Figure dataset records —

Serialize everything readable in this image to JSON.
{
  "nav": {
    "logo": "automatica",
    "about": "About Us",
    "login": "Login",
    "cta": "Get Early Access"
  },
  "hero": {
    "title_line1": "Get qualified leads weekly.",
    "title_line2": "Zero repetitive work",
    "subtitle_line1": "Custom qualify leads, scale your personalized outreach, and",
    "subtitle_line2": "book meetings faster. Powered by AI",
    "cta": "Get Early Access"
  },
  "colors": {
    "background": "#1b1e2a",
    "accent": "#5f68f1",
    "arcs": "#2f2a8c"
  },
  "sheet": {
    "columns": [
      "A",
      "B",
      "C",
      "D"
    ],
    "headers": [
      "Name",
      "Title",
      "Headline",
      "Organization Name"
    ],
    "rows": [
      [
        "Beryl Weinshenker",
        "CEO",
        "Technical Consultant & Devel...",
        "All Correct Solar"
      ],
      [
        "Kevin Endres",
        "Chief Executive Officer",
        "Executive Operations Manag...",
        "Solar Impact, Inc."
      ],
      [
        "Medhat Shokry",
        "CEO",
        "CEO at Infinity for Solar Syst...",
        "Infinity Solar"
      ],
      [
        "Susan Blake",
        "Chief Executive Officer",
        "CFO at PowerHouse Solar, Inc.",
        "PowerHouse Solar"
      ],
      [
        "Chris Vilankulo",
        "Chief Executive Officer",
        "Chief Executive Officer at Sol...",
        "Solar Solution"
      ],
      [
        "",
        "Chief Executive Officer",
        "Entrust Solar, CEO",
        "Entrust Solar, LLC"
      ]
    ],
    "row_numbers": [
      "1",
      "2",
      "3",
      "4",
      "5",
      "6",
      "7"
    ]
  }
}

--

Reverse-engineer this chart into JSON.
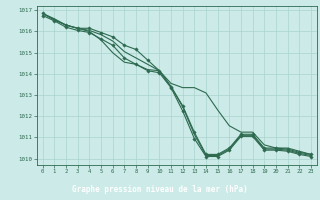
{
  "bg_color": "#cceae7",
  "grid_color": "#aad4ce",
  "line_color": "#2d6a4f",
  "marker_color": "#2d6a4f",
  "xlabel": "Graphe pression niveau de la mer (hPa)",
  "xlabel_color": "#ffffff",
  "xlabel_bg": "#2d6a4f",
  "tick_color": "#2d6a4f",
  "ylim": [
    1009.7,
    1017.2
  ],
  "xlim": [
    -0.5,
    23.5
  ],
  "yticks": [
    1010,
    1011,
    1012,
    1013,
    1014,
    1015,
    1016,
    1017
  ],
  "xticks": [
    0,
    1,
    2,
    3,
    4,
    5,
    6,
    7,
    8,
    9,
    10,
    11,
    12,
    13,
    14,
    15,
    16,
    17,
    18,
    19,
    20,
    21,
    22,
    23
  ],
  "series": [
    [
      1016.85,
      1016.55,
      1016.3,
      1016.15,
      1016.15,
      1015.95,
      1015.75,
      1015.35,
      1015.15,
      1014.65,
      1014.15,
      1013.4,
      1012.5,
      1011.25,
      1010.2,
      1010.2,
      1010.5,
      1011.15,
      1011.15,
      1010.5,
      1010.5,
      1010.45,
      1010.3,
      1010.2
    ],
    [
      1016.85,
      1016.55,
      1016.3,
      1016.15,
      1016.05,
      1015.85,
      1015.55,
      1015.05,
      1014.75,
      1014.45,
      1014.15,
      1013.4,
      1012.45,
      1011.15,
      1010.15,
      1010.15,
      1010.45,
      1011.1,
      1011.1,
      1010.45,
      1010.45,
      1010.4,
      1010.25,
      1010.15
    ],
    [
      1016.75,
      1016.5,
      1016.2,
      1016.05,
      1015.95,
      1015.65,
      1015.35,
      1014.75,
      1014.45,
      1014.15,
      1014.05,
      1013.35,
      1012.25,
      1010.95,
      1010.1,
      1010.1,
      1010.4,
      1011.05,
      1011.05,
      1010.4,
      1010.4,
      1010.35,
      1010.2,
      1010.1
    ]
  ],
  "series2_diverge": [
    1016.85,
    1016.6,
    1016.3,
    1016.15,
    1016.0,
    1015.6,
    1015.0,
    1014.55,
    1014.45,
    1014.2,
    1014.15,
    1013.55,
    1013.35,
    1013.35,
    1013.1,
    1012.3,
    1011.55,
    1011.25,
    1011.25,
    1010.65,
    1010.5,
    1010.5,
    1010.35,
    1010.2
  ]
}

Exercise —
In the records above, find each line with the word "leads" and copy it.

Exercise response —
    "title_line1": "Get qualified leads weekly.",
    "subtitle_line1": "Custom qualify leads, scale your personalized outreach, and",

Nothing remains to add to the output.